- Given exercise: Pull out all lines from the listing below in which the word "heading" appears.

···

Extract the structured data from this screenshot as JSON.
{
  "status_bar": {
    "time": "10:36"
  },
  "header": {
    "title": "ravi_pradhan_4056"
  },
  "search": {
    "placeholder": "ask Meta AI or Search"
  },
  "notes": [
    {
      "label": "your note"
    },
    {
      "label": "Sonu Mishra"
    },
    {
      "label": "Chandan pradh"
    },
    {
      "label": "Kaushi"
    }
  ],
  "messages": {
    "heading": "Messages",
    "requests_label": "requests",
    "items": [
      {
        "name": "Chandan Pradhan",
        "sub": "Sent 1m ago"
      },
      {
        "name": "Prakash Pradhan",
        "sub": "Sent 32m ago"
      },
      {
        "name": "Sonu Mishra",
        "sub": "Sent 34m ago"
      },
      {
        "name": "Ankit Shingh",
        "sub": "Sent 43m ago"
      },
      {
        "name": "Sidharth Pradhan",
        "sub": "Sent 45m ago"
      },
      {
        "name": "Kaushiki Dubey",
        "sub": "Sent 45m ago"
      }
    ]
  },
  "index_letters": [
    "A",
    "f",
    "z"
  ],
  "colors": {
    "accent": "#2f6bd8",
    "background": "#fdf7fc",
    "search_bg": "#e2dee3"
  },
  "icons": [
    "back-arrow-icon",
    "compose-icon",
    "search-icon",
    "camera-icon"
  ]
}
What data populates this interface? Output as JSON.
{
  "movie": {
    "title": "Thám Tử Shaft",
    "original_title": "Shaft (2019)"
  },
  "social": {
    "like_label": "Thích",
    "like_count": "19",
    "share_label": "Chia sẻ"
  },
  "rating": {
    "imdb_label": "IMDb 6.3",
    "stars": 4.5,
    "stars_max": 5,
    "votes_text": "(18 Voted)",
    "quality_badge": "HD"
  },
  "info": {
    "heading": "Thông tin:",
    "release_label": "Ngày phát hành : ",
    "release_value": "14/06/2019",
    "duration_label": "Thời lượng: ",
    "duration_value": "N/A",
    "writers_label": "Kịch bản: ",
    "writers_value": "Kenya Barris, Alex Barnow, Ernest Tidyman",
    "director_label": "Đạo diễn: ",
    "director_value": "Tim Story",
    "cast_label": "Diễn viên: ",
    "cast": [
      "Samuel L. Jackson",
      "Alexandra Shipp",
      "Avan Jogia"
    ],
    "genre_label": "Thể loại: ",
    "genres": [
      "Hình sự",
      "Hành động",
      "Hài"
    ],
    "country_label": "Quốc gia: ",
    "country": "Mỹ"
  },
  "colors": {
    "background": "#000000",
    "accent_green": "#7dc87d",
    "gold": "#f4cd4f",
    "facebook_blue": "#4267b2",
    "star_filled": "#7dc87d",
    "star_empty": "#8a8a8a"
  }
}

···

- Result of the task:
    "heading": "Messages",
    "heading": "Thông tin:",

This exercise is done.